▸ **Task directions**: Show all lines of the listing that hold the word "description".

▸ **Collected data entries**:
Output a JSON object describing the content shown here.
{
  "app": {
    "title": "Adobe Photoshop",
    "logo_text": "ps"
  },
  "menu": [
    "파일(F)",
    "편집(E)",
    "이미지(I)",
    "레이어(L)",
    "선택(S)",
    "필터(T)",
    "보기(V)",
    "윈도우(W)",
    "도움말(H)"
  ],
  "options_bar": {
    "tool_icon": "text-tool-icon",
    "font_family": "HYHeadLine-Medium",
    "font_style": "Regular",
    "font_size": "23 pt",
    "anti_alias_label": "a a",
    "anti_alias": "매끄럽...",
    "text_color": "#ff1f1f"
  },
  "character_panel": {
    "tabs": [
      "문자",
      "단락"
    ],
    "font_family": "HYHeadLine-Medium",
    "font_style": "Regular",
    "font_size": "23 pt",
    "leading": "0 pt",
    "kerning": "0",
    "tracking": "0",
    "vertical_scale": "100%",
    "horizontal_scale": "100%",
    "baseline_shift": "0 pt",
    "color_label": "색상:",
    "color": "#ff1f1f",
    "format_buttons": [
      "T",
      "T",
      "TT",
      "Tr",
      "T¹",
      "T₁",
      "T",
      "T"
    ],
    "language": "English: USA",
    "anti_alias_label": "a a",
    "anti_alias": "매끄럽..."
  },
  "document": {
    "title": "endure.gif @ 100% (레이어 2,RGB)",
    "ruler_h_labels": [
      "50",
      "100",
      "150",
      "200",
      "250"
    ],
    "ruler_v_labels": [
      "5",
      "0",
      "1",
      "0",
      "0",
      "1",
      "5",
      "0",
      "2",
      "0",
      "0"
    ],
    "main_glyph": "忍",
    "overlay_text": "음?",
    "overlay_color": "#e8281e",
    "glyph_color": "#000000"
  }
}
--
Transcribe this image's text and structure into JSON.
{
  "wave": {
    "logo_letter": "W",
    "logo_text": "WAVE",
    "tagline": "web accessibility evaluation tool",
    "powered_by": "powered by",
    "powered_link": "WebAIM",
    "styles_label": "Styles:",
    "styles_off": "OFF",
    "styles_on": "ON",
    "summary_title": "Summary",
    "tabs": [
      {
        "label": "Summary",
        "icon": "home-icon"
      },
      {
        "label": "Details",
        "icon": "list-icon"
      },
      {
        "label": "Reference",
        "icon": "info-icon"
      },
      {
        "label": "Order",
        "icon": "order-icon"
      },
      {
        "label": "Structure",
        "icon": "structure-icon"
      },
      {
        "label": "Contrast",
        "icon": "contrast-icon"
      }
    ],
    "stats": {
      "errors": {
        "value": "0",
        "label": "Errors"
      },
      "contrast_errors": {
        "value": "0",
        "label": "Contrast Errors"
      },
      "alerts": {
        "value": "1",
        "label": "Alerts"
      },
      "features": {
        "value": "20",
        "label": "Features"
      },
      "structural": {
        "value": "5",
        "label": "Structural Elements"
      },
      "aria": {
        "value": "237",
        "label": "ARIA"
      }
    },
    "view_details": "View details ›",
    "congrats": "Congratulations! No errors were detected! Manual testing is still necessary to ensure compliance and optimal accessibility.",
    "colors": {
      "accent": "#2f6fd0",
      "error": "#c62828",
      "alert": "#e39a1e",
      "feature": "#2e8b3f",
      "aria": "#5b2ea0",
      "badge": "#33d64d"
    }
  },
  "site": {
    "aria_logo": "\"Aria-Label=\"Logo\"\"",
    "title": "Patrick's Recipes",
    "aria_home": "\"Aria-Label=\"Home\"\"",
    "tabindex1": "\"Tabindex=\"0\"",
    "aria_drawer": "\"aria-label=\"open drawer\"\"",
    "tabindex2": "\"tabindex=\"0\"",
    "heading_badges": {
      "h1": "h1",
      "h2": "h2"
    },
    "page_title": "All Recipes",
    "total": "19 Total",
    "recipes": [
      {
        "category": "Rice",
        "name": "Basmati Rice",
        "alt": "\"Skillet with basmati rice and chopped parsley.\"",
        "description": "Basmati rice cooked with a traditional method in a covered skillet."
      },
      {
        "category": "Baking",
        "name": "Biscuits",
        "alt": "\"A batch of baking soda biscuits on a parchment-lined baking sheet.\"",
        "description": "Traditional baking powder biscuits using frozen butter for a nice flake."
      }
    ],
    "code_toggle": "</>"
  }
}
...
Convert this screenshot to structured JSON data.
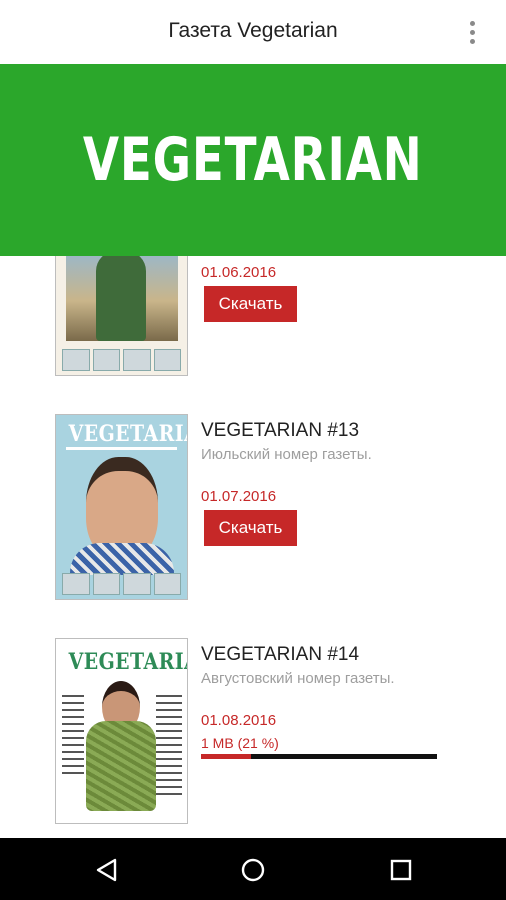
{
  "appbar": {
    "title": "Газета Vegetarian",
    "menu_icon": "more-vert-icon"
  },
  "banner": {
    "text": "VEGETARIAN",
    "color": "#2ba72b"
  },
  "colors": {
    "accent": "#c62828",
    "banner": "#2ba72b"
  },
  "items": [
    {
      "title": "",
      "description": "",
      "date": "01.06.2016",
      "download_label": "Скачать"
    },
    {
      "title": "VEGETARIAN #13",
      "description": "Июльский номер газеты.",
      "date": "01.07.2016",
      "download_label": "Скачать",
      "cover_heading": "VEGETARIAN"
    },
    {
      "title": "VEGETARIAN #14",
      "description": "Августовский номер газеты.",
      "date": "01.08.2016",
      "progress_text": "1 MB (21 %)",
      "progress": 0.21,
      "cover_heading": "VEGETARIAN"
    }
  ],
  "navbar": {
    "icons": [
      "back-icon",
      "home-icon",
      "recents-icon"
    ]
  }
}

▸ **Answer in full**:
        "description": "Basmati rice cooked with a traditional method in a covered skillet."
        "description": "Traditional baking powder biscuits using frozen butter for a nice flake."
      "description": "",
      "description": "Июльский номер газеты.",
      "description": "Августовский номер газеты.",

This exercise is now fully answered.